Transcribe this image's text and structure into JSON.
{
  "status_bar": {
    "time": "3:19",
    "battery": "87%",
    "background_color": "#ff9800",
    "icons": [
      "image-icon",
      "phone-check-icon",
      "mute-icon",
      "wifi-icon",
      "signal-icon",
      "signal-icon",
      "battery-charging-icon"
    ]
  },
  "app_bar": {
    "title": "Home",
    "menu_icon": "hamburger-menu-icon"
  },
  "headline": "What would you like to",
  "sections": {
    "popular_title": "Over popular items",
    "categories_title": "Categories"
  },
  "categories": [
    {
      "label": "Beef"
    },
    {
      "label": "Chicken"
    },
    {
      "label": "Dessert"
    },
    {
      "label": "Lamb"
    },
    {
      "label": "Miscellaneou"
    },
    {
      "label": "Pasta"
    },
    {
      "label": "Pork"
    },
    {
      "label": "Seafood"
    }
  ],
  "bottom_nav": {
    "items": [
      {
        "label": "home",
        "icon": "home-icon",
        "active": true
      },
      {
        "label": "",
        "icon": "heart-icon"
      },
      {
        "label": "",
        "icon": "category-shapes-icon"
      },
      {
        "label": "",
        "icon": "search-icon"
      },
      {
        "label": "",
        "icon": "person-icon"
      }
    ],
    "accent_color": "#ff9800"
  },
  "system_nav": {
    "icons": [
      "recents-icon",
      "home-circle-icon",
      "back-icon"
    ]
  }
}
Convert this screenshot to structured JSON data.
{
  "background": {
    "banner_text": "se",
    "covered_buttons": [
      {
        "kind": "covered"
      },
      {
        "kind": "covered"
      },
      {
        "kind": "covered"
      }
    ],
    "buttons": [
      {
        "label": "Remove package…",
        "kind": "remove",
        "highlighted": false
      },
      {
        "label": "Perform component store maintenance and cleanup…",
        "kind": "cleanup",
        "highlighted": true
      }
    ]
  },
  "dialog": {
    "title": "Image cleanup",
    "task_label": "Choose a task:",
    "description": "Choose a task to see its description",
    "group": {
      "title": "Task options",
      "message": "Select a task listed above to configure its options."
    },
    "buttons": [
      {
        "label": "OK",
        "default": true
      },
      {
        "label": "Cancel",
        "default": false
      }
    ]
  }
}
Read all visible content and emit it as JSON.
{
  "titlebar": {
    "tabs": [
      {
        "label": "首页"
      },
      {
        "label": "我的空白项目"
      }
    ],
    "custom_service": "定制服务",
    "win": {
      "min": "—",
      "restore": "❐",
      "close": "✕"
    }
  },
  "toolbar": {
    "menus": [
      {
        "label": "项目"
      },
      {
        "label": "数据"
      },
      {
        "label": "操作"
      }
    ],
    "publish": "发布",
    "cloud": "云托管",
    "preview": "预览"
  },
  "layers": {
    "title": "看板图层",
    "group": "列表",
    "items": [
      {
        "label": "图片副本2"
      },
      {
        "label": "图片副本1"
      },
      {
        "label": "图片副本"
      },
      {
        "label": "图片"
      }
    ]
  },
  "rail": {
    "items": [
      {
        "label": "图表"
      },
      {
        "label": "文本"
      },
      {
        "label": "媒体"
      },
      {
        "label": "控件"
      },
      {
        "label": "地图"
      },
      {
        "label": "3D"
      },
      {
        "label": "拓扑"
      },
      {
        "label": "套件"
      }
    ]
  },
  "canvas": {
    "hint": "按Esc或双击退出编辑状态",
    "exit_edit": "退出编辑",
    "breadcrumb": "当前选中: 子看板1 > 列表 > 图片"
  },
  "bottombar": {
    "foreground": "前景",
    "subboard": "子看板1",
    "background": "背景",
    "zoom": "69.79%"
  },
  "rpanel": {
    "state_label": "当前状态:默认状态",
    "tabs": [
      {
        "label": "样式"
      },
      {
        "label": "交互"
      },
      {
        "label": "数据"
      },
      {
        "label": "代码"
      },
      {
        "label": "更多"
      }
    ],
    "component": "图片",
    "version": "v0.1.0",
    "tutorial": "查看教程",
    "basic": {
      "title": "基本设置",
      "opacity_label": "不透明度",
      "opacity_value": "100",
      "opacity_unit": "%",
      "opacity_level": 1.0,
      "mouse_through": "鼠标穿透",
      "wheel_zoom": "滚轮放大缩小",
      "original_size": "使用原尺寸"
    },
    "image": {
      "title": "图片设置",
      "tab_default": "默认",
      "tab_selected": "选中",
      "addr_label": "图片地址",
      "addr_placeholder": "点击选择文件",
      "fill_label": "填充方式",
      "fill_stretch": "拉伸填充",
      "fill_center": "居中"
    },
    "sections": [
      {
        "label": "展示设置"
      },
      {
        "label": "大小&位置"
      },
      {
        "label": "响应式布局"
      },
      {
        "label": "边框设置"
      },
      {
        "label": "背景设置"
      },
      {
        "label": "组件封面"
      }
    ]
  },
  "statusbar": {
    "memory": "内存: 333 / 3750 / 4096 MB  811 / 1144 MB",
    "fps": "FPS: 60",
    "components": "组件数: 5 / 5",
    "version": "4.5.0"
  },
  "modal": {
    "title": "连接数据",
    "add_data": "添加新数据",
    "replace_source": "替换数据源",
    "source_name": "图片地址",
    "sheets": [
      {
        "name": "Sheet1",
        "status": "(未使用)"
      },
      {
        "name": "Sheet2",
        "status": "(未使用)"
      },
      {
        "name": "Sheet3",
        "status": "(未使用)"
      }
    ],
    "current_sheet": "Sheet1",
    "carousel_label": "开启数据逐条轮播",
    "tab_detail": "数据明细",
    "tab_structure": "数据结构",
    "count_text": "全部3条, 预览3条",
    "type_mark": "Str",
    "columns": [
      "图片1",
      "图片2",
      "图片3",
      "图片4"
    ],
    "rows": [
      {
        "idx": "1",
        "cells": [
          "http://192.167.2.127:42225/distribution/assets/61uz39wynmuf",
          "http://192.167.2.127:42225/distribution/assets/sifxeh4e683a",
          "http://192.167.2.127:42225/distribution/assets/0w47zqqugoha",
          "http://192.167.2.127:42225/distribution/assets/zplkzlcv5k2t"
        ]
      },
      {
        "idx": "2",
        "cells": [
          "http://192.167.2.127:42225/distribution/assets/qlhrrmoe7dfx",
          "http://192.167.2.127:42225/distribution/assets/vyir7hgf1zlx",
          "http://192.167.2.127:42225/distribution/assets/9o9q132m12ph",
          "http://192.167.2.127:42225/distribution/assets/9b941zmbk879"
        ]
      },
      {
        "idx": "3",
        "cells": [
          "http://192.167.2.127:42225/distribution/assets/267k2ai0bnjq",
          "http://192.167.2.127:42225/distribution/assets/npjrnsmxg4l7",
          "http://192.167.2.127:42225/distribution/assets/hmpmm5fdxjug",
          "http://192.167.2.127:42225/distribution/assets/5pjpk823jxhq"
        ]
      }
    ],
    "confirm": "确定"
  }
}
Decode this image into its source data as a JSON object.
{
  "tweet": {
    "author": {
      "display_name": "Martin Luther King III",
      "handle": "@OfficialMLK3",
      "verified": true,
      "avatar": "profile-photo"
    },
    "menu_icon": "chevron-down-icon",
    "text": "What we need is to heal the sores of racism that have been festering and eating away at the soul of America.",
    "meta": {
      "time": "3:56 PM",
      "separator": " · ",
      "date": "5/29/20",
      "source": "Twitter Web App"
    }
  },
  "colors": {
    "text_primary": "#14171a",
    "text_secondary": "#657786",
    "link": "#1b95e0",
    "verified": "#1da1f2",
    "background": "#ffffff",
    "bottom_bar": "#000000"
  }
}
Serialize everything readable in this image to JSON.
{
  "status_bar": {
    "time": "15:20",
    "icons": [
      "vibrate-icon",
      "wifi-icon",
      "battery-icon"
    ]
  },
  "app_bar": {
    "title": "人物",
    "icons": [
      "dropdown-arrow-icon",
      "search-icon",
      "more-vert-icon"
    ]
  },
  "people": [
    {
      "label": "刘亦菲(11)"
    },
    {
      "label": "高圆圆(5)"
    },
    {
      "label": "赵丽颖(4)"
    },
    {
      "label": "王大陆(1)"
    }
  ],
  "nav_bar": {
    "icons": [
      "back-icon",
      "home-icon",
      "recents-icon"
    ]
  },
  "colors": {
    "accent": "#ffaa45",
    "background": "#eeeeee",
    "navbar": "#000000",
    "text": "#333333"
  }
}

════════

Search the lines for the word "assets" and report how many contain it, by number only.

#### Solution to the problem
12